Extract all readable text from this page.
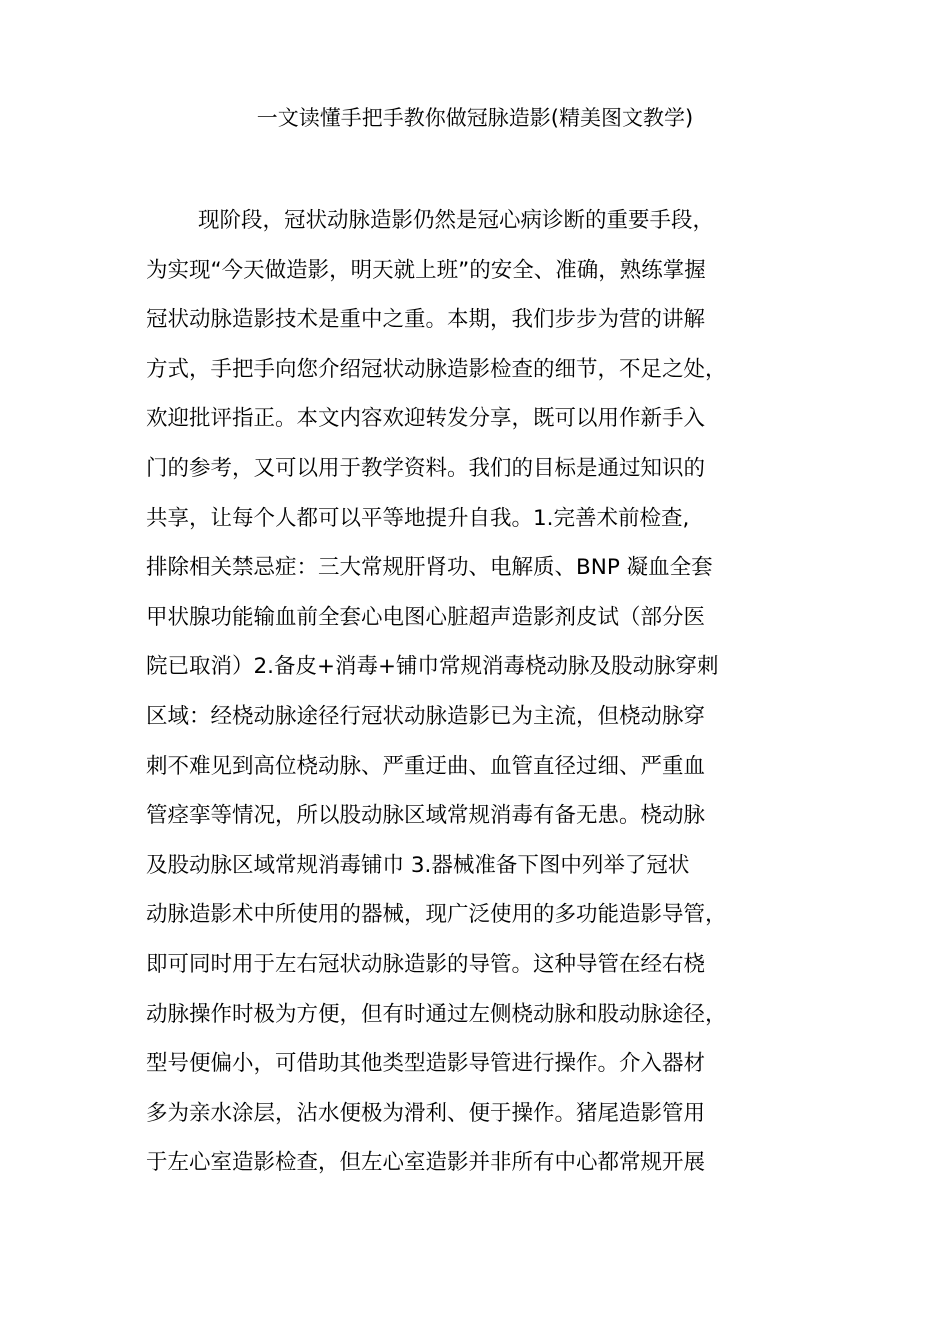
一文读懂手把手教你做冠脉造影(精美图文教学)
现阶段，冠状动脉造影仍然是冠心病诊断的重要手段，
为实现“今天做造影，明天就上班”的安全、准确，熟练掌握
冠状动脉造影技术是重中之重。本期，我们步步为营的讲解
方式，手把手向您介绍冠状动脉造影检查的细节，不足之处，
欢迎批评指正。本文内容欢迎转发分享，既可以用作新手入
门的参考，又可以用于教学资料。我们的目标是通过知识的
共享，让每个人都可以平等地提升自我。1.完善术前检查,
排除相关禁忌症：三大常规肝肾功、电解质、BNP 凝血全套
甲状腺功能输血前全套心电图心脏超声造影剂皮试（部分医
院已取消）2.备皮+消毒+铺巾常规消毒桡动脉及股动脉穿刺
区域：经桡动脉途径行冠状动脉造影已为主流，但桡动脉穿
刺不难见到高位桡动脉、严重迂曲、血管直径过细、严重血
管痉挛等情况，所以股动脉区域常规消毒有备无患。桡动脉
及股动脉区域常规消毒铺巾 3.器械准备下图中列举了冠状
动脉造影术中所使用的器械，现广泛使用的多功能造影导管，
即可同时用于左右冠状动脉造影的导管。这种导管在经右桡
动脉操作时极为方便，但有时通过左侧桡动脉和股动脉途径，
型号便偏小，可借助其他类型造影导管进行操作。介入器材
多为亲水涂层，沾水便极为滑利、便于操作。猪尾造影管用
于左心室造影检查，但左心室造影并非所有中心都常规开展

> **PROBLEM**
Reproduce every line exactly and omit all pictures.

> **EXERCISE RESPONSE**
Extract all readable text from this page.
一文读懂手把手教你做冠脉造影(精美图文教学)
现阶段，冠状动脉造影仍然是冠心病诊断的重要手段，
为实现“今天做造影，明天就上班”的安全、准确，熟练掌握
冠状动脉造影技术是重中之重。本期，我们步步为营的讲解
方式，手把手向您介绍冠状动脉造影检查的细节，不足之处，
欢迎批评指正。本文内容欢迎转发分享，既可以用作新手入
门的参考，又可以用于教学资料。我们的目标是通过知识的
共享，让每个人都可以平等地提升自我。1.完善术前检查,
排除相关禁忌症：三大常规肝肾功、电解质、BNP 凝血全套
甲状腺功能输血前全套心电图心脏超声造影剂皮试（部分医
院已取消）2.备皮+消毒+铺巾常规消毒桡动脉及股动脉穿刺
区域：经桡动脉途径行冠状动脉造影已为主流，但桡动脉穿
刺不难见到高位桡动脉、严重迂曲、血管直径过细、严重血
管痉挛等情况，所以股动脉区域常规消毒有备无患。桡动脉
及股动脉区域常规消毒铺巾 3.器械准备下图中列举了冠状
动脉造影术中所使用的器械，现广泛使用的多功能造影导管，
即可同时用于左右冠状动脉造影的导管。这种导管在经右桡
动脉操作时极为方便，但有时通过左侧桡动脉和股动脉途径，
型号便偏小，可借助其他类型造影导管进行操作。介入器材
多为亲水涂层，沾水便极为滑利、便于操作。猪尾造影管用
于左心室造影检查，但左心室造影并非所有中心都常规开展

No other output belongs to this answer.